**Stated task**
Omit every picture and return the rest of the data unaltered.

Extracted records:
= = = =
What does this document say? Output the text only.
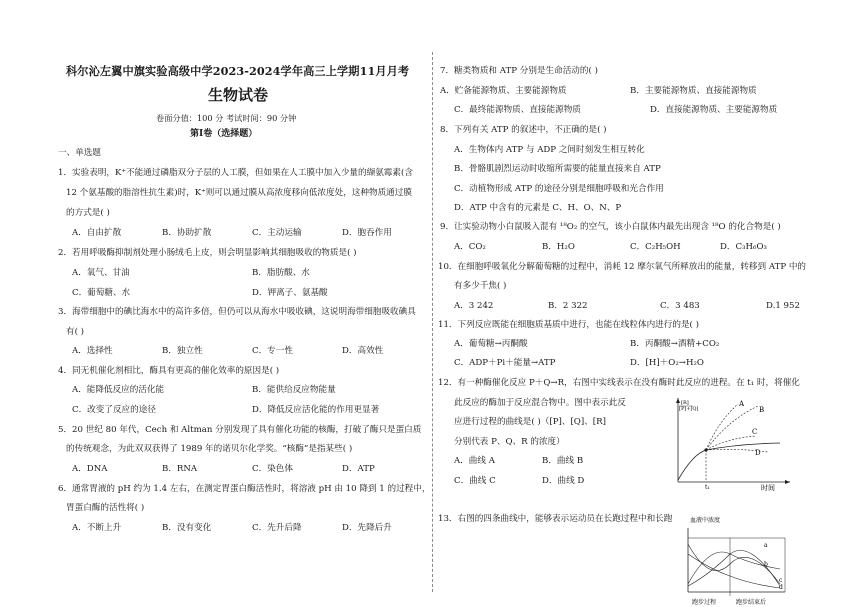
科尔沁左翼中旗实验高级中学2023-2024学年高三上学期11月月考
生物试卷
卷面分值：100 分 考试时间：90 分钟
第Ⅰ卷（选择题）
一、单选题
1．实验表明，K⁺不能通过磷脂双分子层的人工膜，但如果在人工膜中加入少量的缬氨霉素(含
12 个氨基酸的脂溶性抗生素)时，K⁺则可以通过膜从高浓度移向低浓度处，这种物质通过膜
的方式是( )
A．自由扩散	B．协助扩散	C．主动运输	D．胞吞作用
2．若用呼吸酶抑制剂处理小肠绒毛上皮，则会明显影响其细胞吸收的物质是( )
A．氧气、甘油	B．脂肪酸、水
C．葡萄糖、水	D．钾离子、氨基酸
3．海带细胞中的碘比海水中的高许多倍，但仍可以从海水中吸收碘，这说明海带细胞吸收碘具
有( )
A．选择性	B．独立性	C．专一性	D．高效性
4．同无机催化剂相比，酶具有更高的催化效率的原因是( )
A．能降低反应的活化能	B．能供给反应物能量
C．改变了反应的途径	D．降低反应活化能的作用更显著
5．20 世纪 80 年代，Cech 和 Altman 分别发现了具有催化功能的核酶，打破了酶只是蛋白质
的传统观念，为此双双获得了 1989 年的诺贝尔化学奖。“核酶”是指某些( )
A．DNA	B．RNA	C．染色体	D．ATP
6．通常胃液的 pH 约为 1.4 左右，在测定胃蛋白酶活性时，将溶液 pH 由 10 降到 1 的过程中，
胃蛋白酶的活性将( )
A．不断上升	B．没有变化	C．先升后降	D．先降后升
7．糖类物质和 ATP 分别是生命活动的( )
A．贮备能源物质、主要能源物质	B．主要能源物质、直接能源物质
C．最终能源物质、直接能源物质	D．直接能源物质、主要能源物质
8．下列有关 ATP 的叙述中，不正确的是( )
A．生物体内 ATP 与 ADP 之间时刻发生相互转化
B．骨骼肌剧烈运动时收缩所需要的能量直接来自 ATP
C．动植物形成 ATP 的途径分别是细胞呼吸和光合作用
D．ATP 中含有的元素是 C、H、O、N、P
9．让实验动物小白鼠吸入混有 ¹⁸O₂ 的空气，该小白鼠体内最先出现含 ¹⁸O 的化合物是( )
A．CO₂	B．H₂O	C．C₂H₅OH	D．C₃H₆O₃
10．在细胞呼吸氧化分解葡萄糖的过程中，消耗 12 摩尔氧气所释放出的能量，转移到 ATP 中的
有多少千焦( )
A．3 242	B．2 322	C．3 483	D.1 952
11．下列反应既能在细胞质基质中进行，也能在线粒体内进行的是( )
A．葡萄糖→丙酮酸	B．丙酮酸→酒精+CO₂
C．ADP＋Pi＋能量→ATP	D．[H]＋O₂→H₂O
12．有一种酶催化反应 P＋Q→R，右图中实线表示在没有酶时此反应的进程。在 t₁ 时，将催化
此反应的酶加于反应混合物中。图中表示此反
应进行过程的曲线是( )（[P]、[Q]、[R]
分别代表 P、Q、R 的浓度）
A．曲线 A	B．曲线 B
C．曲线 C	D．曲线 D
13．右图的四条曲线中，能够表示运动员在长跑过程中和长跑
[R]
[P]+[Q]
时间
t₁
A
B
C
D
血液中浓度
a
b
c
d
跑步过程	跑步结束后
= = = =
**Response to this exercise**
What does this document say? Output the text only.
科尔沁左翼中旗实验高级中学2023-2024学年高三上学期11月月考
生物试卷
卷面分值：100 分 考试时间：90 分钟
第Ⅰ卷（选择题）
一、单选题
1．实验表明，K⁺不能通过磷脂双分子层的人工膜，但如果在人工膜中加入少量的缬氨霉素(含
12 个氨基酸的脂溶性抗生素)时，K⁺则可以通过膜从高浓度移向低浓度处，这种物质通过膜
的方式是( )
A．自由扩散	B．协助扩散	C．主动运输	D．胞吞作用
2．若用呼吸酶抑制剂处理小肠绒毛上皮，则会明显影响其细胞吸收的物质是( )
A．氧气、甘油	B．脂肪酸、水
C．葡萄糖、水	D．钾离子、氨基酸
3．海带细胞中的碘比海水中的高许多倍，但仍可以从海水中吸收碘，这说明海带细胞吸收碘具
有( )
A．选择性	B．独立性	C．专一性	D．高效性
4．同无机催化剂相比，酶具有更高的催化效率的原因是( )
A．能降低反应的活化能	B．能供给反应物能量
C．改变了反应的途径	D．降低反应活化能的作用更显著
5．20 世纪 80 年代，Cech 和 Altman 分别发现了具有催化功能的核酶，打破了酶只是蛋白质
的传统观念，为此双双获得了 1989 年的诺贝尔化学奖。“核酶”是指某些( )
A．DNA	B．RNA	C．染色体	D．ATP
6．通常胃液的 pH 约为 1.4 左右，在测定胃蛋白酶活性时，将溶液 pH 由 10 降到 1 的过程中，
胃蛋白酶的活性将( )
A．不断上升	B．没有变化	C．先升后降	D．先降后升
7．糖类物质和 ATP 分别是生命活动的( )
A．贮备能源物质、主要能源物质	B．主要能源物质、直接能源物质
C．最终能源物质、直接能源物质	D．直接能源物质、主要能源物质
8．下列有关 ATP 的叙述中，不正确的是( )
A．生物体内 ATP 与 ADP 之间时刻发生相互转化
B．骨骼肌剧烈运动时收缩所需要的能量直接来自 ATP
C．动植物形成 ATP 的途径分别是细胞呼吸和光合作用
D．ATP 中含有的元素是 C、H、O、N、P
9．让实验动物小白鼠吸入混有 ¹⁸O₂ 的空气，该小白鼠体内最先出现含 ¹⁸O 的化合物是( )
A．CO₂	B．H₂O	C．C₂H₅OH	D．C₃H₆O₃
10．在细胞呼吸氧化分解葡萄糖的过程中，消耗 12 摩尔氧气所释放出的能量，转移到 ATP 中的
有多少千焦( )
A．3 242	B．2 322	C．3 483	D.1 952
11．下列反应既能在细胞质基质中进行，也能在线粒体内进行的是( )
A．葡萄糖→丙酮酸	B．丙酮酸→酒精+CO₂
C．ADP＋Pi＋能量→ATP	D．[H]＋O₂→H₂O
12．有一种酶催化反应 P＋Q→R，右图中实线表示在没有酶时此反应的进程。在 t₁ 时，将催化
此反应的酶加于反应混合物中。图中表示此反
应进行过程的曲线是( )（[P]、[Q]、[R]
分别代表 P、Q、R 的浓度）
A．曲线 A	B．曲线 B
C．曲线 C	D．曲线 D
13．右图的四条曲线中，能够表示运动员在长跑过程中和长跑
[R]
[P]+[Q]
时间
t₁
A
B
C
D
血液中浓度
a
b
c
d
跑步过程	跑步结束后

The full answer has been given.